DESCRIPTION OF THE TASK =
List all the lines in these records that hold "باسن".

★ ★ ★

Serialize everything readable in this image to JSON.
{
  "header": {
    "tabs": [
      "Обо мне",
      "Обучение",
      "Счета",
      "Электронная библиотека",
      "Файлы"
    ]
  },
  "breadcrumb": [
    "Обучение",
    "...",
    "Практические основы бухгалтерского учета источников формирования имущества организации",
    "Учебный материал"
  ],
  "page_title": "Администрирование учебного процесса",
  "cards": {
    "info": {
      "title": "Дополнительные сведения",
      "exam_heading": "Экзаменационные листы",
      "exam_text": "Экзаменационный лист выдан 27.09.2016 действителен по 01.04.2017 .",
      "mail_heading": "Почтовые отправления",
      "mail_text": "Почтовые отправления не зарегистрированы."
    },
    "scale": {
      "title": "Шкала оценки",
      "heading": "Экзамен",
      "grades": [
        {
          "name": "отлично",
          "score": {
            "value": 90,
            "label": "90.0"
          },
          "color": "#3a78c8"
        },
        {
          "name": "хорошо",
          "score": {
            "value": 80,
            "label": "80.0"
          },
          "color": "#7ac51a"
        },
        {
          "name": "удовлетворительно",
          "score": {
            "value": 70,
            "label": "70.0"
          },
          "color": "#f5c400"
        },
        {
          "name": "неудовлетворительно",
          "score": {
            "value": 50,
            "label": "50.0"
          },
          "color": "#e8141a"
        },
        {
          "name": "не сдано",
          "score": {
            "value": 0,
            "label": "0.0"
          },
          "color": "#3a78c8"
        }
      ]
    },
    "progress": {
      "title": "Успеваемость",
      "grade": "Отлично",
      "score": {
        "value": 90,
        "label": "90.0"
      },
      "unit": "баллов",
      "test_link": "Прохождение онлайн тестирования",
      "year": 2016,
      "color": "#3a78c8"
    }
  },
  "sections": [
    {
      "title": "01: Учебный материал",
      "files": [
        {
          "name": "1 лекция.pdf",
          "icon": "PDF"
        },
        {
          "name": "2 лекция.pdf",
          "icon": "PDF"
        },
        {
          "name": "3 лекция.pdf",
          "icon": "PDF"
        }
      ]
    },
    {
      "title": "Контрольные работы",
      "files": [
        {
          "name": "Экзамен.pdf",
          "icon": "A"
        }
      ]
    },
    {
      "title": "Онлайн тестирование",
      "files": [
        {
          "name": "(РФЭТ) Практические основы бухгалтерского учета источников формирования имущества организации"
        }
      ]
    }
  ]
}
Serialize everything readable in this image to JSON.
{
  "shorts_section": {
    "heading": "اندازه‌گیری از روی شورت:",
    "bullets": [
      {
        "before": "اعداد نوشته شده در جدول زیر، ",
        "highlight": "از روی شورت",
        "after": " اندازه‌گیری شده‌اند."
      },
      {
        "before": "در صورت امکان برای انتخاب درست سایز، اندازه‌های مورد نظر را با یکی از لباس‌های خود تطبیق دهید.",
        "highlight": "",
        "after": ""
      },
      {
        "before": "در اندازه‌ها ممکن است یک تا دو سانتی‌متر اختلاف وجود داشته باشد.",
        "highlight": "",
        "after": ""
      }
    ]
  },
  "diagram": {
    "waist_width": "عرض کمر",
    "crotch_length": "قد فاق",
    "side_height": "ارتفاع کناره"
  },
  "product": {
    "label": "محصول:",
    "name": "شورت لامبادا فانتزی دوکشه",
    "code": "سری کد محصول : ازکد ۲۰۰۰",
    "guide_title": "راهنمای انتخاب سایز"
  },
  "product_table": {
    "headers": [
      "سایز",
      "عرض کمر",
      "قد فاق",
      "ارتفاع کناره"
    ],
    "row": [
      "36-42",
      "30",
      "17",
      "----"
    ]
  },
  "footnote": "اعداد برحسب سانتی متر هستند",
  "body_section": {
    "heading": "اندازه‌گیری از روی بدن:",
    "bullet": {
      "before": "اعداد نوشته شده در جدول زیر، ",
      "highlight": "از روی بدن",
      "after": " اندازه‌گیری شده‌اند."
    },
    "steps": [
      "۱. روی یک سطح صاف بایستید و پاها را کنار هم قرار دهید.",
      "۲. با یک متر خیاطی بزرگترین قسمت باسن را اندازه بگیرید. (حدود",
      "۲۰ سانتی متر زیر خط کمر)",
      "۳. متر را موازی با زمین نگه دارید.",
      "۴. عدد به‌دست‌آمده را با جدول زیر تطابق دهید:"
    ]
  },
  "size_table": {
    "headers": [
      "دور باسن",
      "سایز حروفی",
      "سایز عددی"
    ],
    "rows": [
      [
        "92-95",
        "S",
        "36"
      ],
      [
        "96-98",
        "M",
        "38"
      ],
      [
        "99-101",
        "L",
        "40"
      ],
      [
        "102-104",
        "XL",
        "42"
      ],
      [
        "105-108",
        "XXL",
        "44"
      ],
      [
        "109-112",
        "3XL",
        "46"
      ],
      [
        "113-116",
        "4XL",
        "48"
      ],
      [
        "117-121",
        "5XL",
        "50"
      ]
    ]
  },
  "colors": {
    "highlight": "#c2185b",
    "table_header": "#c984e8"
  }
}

★ ★ ★

WRITTEN REPLY =
      "۲. با یک متر خیاطی بزرگترین قسمت باسن را اندازه بگیرید. (حدود",
      "دور باسن",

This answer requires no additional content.